╔══

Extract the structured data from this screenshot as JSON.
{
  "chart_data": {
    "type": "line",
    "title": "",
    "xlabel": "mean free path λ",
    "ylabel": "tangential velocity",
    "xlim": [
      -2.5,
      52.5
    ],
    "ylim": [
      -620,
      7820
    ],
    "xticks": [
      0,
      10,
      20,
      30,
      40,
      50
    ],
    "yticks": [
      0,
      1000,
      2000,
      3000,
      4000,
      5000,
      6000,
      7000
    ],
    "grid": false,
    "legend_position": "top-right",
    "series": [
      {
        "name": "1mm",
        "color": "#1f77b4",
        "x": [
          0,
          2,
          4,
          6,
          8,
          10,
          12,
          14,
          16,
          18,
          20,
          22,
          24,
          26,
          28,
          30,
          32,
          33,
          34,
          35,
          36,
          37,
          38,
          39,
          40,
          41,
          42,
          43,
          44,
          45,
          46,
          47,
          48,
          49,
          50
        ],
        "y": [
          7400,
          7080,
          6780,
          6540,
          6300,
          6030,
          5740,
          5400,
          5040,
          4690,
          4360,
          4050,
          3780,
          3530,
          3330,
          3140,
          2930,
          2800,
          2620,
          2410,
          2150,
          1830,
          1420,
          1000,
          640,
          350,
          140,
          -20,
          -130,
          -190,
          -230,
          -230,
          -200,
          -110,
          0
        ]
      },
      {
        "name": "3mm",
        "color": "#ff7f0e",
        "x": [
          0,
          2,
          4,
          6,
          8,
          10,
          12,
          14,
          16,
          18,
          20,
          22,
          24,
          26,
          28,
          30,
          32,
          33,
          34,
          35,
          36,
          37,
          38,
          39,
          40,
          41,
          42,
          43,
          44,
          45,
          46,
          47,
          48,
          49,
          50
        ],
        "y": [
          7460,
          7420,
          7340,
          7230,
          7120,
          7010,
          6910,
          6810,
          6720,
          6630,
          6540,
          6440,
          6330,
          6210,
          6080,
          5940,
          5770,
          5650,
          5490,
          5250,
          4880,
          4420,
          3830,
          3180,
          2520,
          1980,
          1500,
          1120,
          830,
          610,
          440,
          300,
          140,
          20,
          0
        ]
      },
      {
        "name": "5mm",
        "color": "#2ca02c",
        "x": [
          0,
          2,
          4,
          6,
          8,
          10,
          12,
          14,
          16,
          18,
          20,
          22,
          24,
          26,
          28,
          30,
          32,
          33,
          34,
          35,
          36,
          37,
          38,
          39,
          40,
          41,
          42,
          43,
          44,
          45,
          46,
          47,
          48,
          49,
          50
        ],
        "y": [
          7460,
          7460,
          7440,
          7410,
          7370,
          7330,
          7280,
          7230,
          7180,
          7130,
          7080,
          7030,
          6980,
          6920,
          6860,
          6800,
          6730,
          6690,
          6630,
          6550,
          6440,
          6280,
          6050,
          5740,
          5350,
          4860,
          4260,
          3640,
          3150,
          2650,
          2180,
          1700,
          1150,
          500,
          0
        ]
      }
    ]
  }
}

╚══

What to work on =>
Gather every line containing the word "color" and copy it.

Solution =>
        "color": "#1f77b4",
        "color": "#ff7f0e",
        "color": "#2ca02c",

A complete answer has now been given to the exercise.